* [Exercise] Copy out the material below line for line, changing nothing.

§ §

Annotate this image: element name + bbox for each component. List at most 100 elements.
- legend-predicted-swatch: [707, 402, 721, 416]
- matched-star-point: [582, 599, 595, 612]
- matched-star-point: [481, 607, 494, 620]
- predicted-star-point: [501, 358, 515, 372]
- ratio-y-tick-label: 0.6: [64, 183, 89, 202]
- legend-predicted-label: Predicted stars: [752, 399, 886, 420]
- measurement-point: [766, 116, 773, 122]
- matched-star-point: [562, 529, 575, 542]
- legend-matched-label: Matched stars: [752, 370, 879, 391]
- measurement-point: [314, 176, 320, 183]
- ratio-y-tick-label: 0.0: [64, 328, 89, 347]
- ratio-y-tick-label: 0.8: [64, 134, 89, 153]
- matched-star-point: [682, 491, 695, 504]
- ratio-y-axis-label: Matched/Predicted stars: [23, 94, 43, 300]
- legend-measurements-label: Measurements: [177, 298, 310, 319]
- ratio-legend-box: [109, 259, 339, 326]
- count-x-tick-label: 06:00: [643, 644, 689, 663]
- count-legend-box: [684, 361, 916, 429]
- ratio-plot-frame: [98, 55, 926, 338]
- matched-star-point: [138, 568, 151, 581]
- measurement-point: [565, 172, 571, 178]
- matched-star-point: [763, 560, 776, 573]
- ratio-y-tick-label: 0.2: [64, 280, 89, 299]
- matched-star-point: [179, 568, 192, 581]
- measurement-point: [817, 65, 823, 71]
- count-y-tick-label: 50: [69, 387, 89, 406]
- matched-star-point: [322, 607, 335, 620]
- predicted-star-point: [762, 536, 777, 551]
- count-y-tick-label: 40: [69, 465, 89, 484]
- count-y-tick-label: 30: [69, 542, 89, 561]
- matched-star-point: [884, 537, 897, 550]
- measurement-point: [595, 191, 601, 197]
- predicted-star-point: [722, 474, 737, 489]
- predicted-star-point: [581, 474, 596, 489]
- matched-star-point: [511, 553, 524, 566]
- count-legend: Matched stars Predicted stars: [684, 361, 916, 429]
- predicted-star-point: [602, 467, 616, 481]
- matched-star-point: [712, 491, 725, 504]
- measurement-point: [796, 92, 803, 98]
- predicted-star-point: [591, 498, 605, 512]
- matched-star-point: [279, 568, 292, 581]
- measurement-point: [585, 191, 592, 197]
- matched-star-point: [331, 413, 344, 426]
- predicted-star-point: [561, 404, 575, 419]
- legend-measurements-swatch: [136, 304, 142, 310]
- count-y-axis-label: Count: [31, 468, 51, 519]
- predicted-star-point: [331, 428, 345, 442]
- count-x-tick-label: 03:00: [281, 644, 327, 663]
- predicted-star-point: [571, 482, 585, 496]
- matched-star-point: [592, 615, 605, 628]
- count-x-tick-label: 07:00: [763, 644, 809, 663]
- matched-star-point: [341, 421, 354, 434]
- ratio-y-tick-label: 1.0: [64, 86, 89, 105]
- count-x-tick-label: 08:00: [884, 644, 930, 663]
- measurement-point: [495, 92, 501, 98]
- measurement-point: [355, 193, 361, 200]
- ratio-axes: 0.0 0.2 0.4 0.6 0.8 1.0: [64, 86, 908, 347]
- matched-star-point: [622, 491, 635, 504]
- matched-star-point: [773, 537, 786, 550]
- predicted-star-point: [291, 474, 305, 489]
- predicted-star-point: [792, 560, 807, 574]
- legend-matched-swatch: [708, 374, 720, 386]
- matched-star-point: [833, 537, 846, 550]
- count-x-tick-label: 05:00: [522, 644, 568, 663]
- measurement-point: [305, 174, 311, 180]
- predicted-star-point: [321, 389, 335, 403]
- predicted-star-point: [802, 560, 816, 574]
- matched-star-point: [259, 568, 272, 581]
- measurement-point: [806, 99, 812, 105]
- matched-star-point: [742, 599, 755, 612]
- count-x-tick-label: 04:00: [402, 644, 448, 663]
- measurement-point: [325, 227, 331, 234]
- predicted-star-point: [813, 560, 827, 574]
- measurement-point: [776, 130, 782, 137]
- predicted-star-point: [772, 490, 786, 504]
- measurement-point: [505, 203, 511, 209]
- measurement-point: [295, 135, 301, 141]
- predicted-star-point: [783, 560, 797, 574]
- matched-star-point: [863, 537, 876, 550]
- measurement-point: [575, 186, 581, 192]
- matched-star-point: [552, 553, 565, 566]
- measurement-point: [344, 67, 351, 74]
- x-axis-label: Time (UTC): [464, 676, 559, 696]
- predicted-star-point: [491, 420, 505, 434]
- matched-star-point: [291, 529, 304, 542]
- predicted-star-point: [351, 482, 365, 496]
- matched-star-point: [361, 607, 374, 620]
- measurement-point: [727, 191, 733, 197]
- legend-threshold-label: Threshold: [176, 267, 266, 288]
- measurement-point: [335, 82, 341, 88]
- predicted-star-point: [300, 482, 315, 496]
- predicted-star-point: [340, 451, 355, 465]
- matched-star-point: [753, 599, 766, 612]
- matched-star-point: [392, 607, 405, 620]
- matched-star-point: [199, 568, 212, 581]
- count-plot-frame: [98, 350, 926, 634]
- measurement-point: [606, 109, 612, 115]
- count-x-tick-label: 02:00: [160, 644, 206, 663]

§ §

* [Result of this task]
Annotate this image: element name + bbox for each component. List at most 100 elements.
- legend-predicted-swatch: [707, 402, 721, 416]
- matched-star-point: [582, 599, 595, 612]
- matched-star-point: [481, 607, 494, 620]
- predicted-star-point: [501, 358, 515, 372]
- ratio-y-tick-label: 0.6: [64, 183, 89, 202]
- legend-predicted-label: Predicted stars: [752, 399, 886, 420]
- measurement-point: [766, 116, 773, 122]
- matched-star-point: [562, 529, 575, 542]
- legend-matched-label: Matched stars: [752, 370, 879, 391]
- measurement-point: [314, 176, 320, 183]
- ratio-y-tick-label: 0.0: [64, 328, 89, 347]
- ratio-y-tick-label: 0.8: [64, 134, 89, 153]
- matched-star-point: [682, 491, 695, 504]
- ratio-y-axis-label: Matched/Predicted stars: [23, 94, 43, 300]
- legend-measurements-label: Measurements: [177, 298, 310, 319]
- ratio-legend-box: [109, 259, 339, 326]
- count-x-tick-label: 06:00: [643, 644, 689, 663]
- count-legend-box: [684, 361, 916, 429]
- ratio-plot-frame: [98, 55, 926, 338]
- matched-star-point: [138, 568, 151, 581]
- measurement-point: [565, 172, 571, 178]
- matched-star-point: [763, 560, 776, 573]
- ratio-y-tick-label: 0.2: [64, 280, 89, 299]
- matched-star-point: [179, 568, 192, 581]
- measurement-point: [817, 65, 823, 71]
- count-y-tick-label: 50: [69, 387, 89, 406]
- matched-star-point: [322, 607, 335, 620]
- predicted-star-point: [762, 536, 777, 551]
- count-y-tick-label: 40: [69, 465, 89, 484]
- count-y-tick-label: 30: [69, 542, 89, 561]
- matched-star-point: [884, 537, 897, 550]
- measurement-point: [595, 191, 601, 197]
- predicted-star-point: [722, 474, 737, 489]
- predicted-star-point: [581, 474, 596, 489]
- matched-star-point: [511, 553, 524, 566]
- count-legend: Matched stars Predicted stars: [684, 361, 916, 429]
- predicted-star-point: [602, 467, 616, 481]
- matched-star-point: [712, 491, 725, 504]
- measurement-point: [796, 92, 803, 98]
- predicted-star-point: [591, 498, 605, 512]
- matched-star-point: [279, 568, 292, 581]
- measurement-point: [585, 191, 592, 197]
- matched-star-point: [331, 413, 344, 426]
- predicted-star-point: [561, 404, 575, 419]
- legend-measurements-swatch: [136, 304, 142, 310]
- count-y-axis-label: Count: [31, 468, 51, 519]
- predicted-star-point: [331, 428, 345, 442]
- count-x-tick-label: 03:00: [281, 644, 327, 663]
- predicted-star-point: [571, 482, 585, 496]
- matched-star-point: [592, 615, 605, 628]
- count-x-tick-label: 07:00: [763, 644, 809, 663]
- matched-star-point: [341, 421, 354, 434]
- ratio-y-tick-label: 1.0: [64, 86, 89, 105]
- count-x-tick-label: 08:00: [884, 644, 930, 663]
- measurement-point: [495, 92, 501, 98]
- measurement-point: [355, 193, 361, 200]
- ratio-axes: 0.0 0.2 0.4 0.6 0.8 1.0: [64, 86, 908, 347]
- matched-star-point: [622, 491, 635, 504]
- matched-star-point: [773, 537, 786, 550]
- predicted-star-point: [291, 474, 305, 489]
- predicted-star-point: [792, 560, 807, 574]
- legend-matched-swatch: [708, 374, 720, 386]
- matched-star-point: [833, 537, 846, 550]
- count-x-tick-label: 05:00: [522, 644, 568, 663]
- measurement-point: [305, 174, 311, 180]
- predicted-star-point: [321, 389, 335, 403]
- predicted-star-point: [802, 560, 816, 574]
- matched-star-point: [259, 568, 272, 581]
- measurement-point: [806, 99, 812, 105]
- matched-star-point: [742, 599, 755, 612]
- count-x-tick-label: 04:00: [402, 644, 448, 663]
- measurement-point: [325, 227, 331, 234]
- predicted-star-point: [813, 560, 827, 574]
- measurement-point: [776, 130, 782, 137]
- predicted-star-point: [772, 490, 786, 504]
- measurement-point: [505, 203, 511, 209]
- measurement-point: [295, 135, 301, 141]
- predicted-star-point: [783, 560, 797, 574]
- matched-star-point: [863, 537, 876, 550]
- measurement-point: [575, 186, 581, 192]
- matched-star-point: [552, 553, 565, 566]
- measurement-point: [344, 67, 351, 74]
- x-axis-label: Time (UTC): [464, 676, 559, 696]
- predicted-star-point: [491, 420, 505, 434]
- matched-star-point: [291, 529, 304, 542]
- predicted-star-point: [351, 482, 365, 496]
- matched-star-point: [361, 607, 374, 620]
- measurement-point: [727, 191, 733, 197]
- legend-threshold-label: Threshold: [176, 267, 266, 288]
- measurement-point: [335, 82, 341, 88]
- predicted-star-point: [300, 482, 315, 496]
- predicted-star-point: [340, 451, 355, 465]
- matched-star-point: [753, 599, 766, 612]
- matched-star-point: [392, 607, 405, 620]
- matched-star-point: [199, 568, 212, 581]
- count-plot-frame: [98, 350, 926, 634]
- measurement-point: [606, 109, 612, 115]
- count-x-tick-label: 02:00: [160, 644, 206, 663]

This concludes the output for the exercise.